#### Instruction:
Identify the lines bearing the string "type" and gather them.

Records from a collection of figures
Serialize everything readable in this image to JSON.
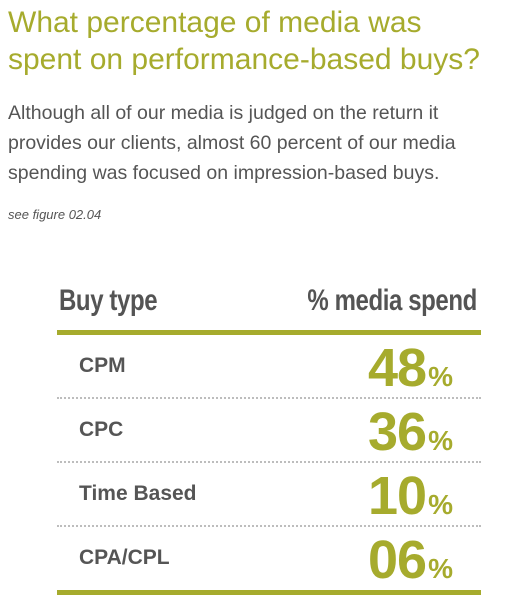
{
  "heading": {
    "line1": "What percentage of media was",
    "line2": "spent on performance-based buys?"
  },
  "body": {
    "line1": "Although all of our media is judged on the return it",
    "line2": "provides our clients, almost 60 percent of our media",
    "line3": "spending was focused on impression-based buys."
  },
  "figure_ref": "see figure 02.04",
  "table": {
    "headers": {
      "col1": "Buy type",
      "col2": "% media spend"
    },
    "rows": [
      {
        "type": "CPM",
        "value": "48",
        "unit": "%"
      },
      {
        "type": "CPC",
        "value": "36",
        "unit": "%"
      },
      {
        "type": "Time Based",
        "value": "10",
        "unit": "%"
      },
      {
        "type": "CPA/CPL",
        "value": "06",
        "unit": "%"
      }
    ]
  },
  "colors": {
    "accent": "#a6ab2d",
    "text": "#555555",
    "divider": "#bdbdbd"
  }
}
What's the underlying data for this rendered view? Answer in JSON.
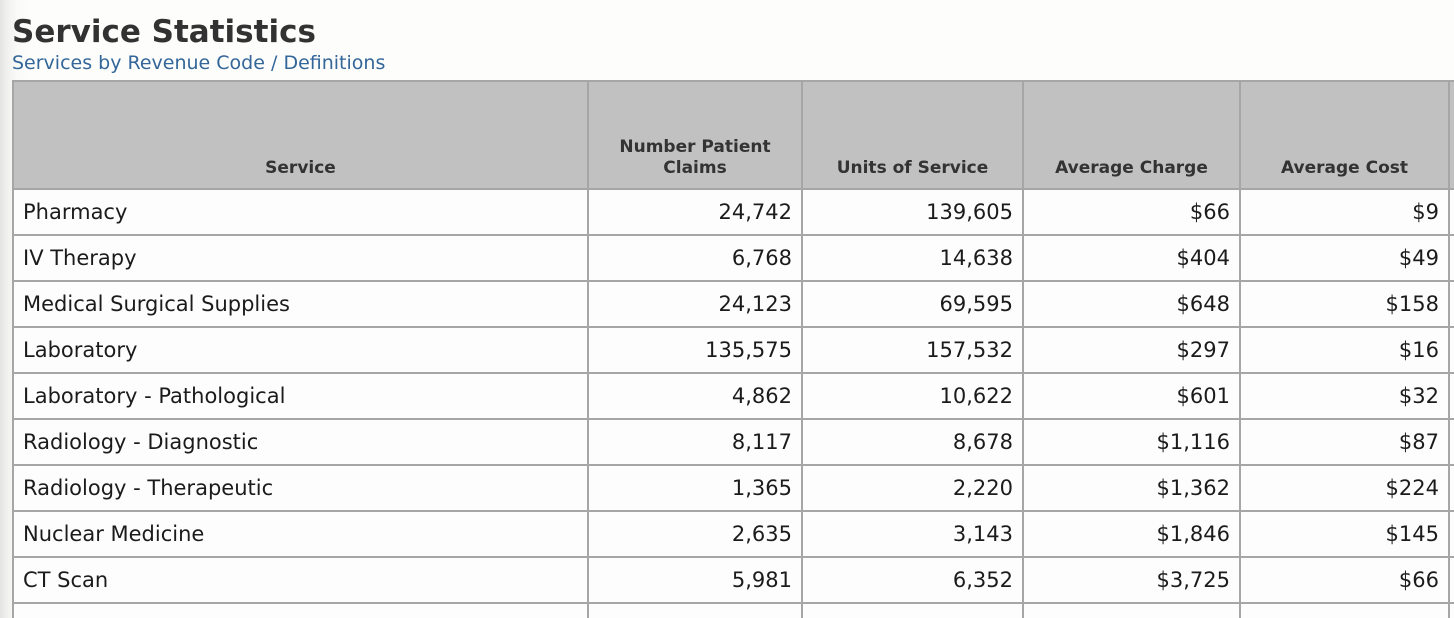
{
  "page": {
    "title": "Service Statistics",
    "links": [
      {
        "label": "Services by Revenue Code"
      },
      {
        "label": "Definitions"
      }
    ],
    "link_separator": "/"
  },
  "colors": {
    "link_blue": "#336699",
    "title_text": "#323232",
    "header_bg": "#c1c1c1",
    "table_border": "#a6a6a6",
    "cell_bg": "#fdfdfd"
  },
  "table": {
    "columns": [
      {
        "label": "Service"
      },
      {
        "label": "Number Patient Claims"
      },
      {
        "label": "Units of Service"
      },
      {
        "label": "Average Charge"
      },
      {
        "label": "Average Cost"
      }
    ],
    "rows": [
      [
        "Pharmacy",
        "24,742",
        "139,605",
        "$66",
        "$9"
      ],
      [
        "IV Therapy",
        "6,768",
        "14,638",
        "$404",
        "$49"
      ],
      [
        "Medical Surgical Supplies",
        "24,123",
        "69,595",
        "$648",
        "$158"
      ],
      [
        "Laboratory",
        "135,575",
        "157,532",
        "$297",
        "$16"
      ],
      [
        "Laboratory - Pathological",
        "4,862",
        "10,622",
        "$601",
        "$32"
      ],
      [
        "Radiology - Diagnostic",
        "8,117",
        "8,678",
        "$1,116",
        "$87"
      ],
      [
        "Radiology - Therapeutic",
        "1,365",
        "2,220",
        "$1,362",
        "$224"
      ],
      [
        "Nuclear Medicine",
        "2,635",
        "3,143",
        "$1,846",
        "$145"
      ],
      [
        "CT Scan",
        "5,981",
        "6,352",
        "$3,725",
        "$66"
      ]
    ]
  }
}
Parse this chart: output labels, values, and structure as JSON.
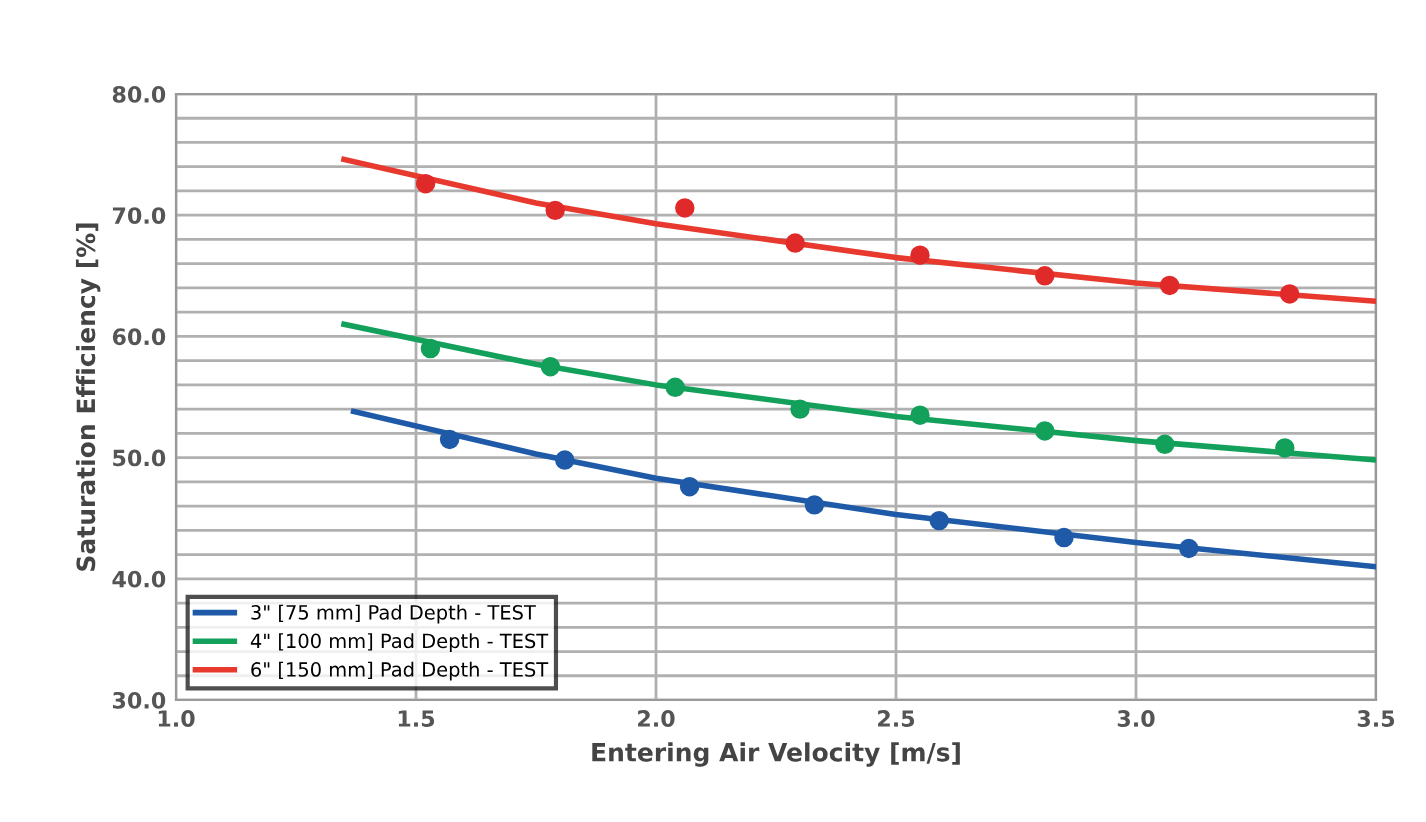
{
  "chart_data": {
    "type": "line",
    "xlabel": "Entering Air Velocity [m/s]",
    "ylabel": "Saturation Efficiency [%]",
    "xlim": [
      1.0,
      3.5
    ],
    "xticks": [
      {
        "value": 1.0,
        "label": "1.0"
      },
      {
        "value": 1.5,
        "label": "1.5"
      },
      {
        "value": 2.0,
        "label": "2.0"
      },
      {
        "value": 2.5,
        "label": "2.5"
      },
      {
        "value": 3.0,
        "label": "3.0"
      },
      {
        "value": 3.5,
        "label": "3.5"
      }
    ],
    "ylim": [
      30,
      80
    ],
    "yticks": [
      {
        "value": 30,
        "label": "30.0"
      },
      {
        "value": 32,
        "label": null
      },
      {
        "value": 34,
        "label": null
      },
      {
        "value": 36,
        "label": null
      },
      {
        "value": 38,
        "label": null
      },
      {
        "value": 40,
        "label": "40.0"
      },
      {
        "value": 42,
        "label": null
      },
      {
        "value": 44,
        "label": null
      },
      {
        "value": 46,
        "label": null
      },
      {
        "value": 48,
        "label": null
      },
      {
        "value": 50,
        "label": "50.0"
      },
      {
        "value": 52,
        "label": null
      },
      {
        "value": 54,
        "label": null
      },
      {
        "value": 56,
        "label": null
      },
      {
        "value": 58,
        "label": null
      },
      {
        "value": 60,
        "label": "60.0"
      },
      {
        "value": 62,
        "label": null
      },
      {
        "value": 64,
        "label": null
      },
      {
        "value": 66,
        "label": null
      },
      {
        "value": 68,
        "label": null
      },
      {
        "value": 70,
        "label": "70.0"
      },
      {
        "value": 72,
        "label": null
      },
      {
        "value": 74,
        "label": null
      },
      {
        "value": 76,
        "label": null
      },
      {
        "value": 78,
        "label": null
      },
      {
        "value": 80,
        "label": "80.0"
      }
    ],
    "grid": true,
    "legend": "bottom left",
    "series": [
      {
        "name": "3\" [75 mm] Pad Depth - TEST",
        "color": "#1f5aa8",
        "x": [
          1.37,
          1.75,
          2.0,
          2.5,
          3.0,
          3.5
        ],
        "values": [
          53.8,
          50.3,
          48.3,
          45.3,
          43.0,
          41.0
        ]
      },
      {
        "name": "4\" [100 mm] Pad Depth - TEST",
        "color": "#12a05a",
        "x": [
          1.35,
          1.75,
          2.0,
          2.5,
          3.0,
          3.5
        ],
        "values": [
          61.0,
          57.7,
          56.0,
          53.4,
          51.4,
          49.8
        ]
      },
      {
        "name": "6\" [150 mm] Pad Depth - TEST",
        "color": "#e8392e",
        "x": [
          1.35,
          1.75,
          2.0,
          2.5,
          3.0,
          3.5
        ],
        "values": [
          74.6,
          71.0,
          69.3,
          66.5,
          64.4,
          62.9
        ]
      },
      {
        "type": "scatter",
        "marker": "circle",
        "color": "#1f5aa8",
        "x": [
          1.57,
          1.81,
          2.07,
          2.33,
          2.59,
          2.85,
          3.11
        ],
        "values": [
          51.5,
          49.8,
          47.6,
          46.1,
          44.8,
          43.4,
          42.5
        ]
      },
      {
        "type": "scatter",
        "marker": "circle",
        "color": "#12a05a",
        "x": [
          1.53,
          1.78,
          2.04,
          2.3,
          2.55,
          2.81,
          3.06,
          3.31
        ],
        "values": [
          59.0,
          57.5,
          55.8,
          54.0,
          53.5,
          52.2,
          51.1,
          50.8
        ]
      },
      {
        "type": "scatter",
        "marker": "circle",
        "color": "#e02a2a",
        "x": [
          1.52,
          1.79,
          2.06,
          2.29,
          2.55,
          2.81,
          3.07,
          3.32
        ],
        "values": [
          72.6,
          70.4,
          70.6,
          67.7,
          66.7,
          65.0,
          64.2,
          63.5
        ]
      }
    ]
  }
}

#### Finished answer:
      "col1": "Buy type",
        "type": "CPM",
        "type": "CPC",
        "type": "Time Based",
        "type": "CPA/CPL",
    "type": "line",
        "type": "scatter",
        "type": "scatter",
        "type": "scatter",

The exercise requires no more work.